[Exercise details]
From the listing that follows, extract every line and set it down unaltered.

[Excerpted data]

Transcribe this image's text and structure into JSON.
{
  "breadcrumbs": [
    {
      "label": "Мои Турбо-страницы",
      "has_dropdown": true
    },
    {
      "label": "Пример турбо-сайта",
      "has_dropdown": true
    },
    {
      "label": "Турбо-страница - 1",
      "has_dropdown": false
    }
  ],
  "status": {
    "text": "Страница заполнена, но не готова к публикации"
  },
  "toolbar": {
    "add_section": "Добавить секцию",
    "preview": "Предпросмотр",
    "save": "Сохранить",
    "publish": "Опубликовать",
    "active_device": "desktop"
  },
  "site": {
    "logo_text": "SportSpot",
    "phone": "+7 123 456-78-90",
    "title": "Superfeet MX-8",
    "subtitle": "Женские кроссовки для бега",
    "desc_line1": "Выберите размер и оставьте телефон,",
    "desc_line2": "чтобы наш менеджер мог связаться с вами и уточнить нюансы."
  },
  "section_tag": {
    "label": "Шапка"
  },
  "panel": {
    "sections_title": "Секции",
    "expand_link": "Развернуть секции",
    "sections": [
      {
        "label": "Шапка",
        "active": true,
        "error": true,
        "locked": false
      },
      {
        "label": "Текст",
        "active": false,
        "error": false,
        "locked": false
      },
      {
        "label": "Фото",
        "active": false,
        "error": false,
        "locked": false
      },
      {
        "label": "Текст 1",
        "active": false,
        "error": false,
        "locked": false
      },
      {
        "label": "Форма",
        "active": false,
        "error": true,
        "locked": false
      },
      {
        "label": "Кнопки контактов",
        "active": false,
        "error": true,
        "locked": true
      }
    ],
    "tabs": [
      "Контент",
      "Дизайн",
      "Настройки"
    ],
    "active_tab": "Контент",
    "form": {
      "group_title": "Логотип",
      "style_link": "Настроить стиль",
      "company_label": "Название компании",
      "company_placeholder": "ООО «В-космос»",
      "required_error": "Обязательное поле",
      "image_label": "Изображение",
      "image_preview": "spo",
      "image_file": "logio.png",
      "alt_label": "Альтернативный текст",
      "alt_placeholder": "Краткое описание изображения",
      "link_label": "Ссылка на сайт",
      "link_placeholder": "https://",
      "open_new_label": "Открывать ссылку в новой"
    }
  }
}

[Task solution]
Transcribe this image's text and structure into JSON.
{
  "breadcrumbs": [
    {
      "label": "Мои Турбо-страницы",
      "has_dropdown": true
    },
    {
      "label": "Пример турбо-сайта",
      "has_dropdown": true
    },
    {
      "label": "Турбо-страница - 1",
      "has_dropdown": false
    }
  ],
  "status": {
    "text": "Страница заполнена, но не готова к публикации"
  },
  "toolbar": {
    "add_section": "Добавить секцию",
    "preview": "Предпросмотр",
    "save": "Сохранить",
    "publish": "Опубликовать",
    "active_device": "desktop"
  },
  "site": {
    "logo_text": "SportSpot",
    "phone": "+7 123 456-78-90",
    "title": "Superfeet MX-8",
    "subtitle": "Женские кроссовки для бега",
    "desc_line1": "Выберите размер и оставьте телефон,",
    "desc_line2": "чтобы наш менеджер мог связаться с вами и уточнить нюансы."
  },
  "section_tag": {
    "label": "Шапка"
  },
  "panel": {
    "sections_title": "Секции",
    "expand_link": "Развернуть секции",
    "sections": [
      {
        "label": "Шапка",
        "active": true,
        "error": true,
        "locked": false
      },
      {
        "label": "Текст",
        "active": false,
        "error": false,
        "locked": false
      },
      {
        "label": "Фото",
        "active": false,
        "error": false,
        "locked": false
      },
      {
        "label": "Текст 1",
        "active": false,
        "error": false,
        "locked": false
      },
      {
        "label": "Форма",
        "active": false,
        "error": true,
        "locked": false
      },
      {
        "label": "Кнопки контактов",
        "active": false,
        "error": true,
        "locked": true
      }
    ],
    "tabs": [
      "Контент",
      "Дизайн",
      "Настройки"
    ],
    "active_tab": "Контент",
    "form": {
      "group_title": "Логотип",
      "style_link": "Настроить стиль",
      "company_label": "Название компании",
      "company_placeholder": "ООО «В-космос»",
      "required_error": "Обязательное поле",
      "image_label": "Изображение",
      "image_preview": "spo",
      "image_file": "logio.png",
      "alt_label": "Альтернативный текст",
      "alt_placeholder": "Краткое описание изображения",
      "link_label": "Ссылка на сайт",
      "link_placeholder": "https://",
      "open_new_label": "Открывать ссылку в новой"
    }
  }
}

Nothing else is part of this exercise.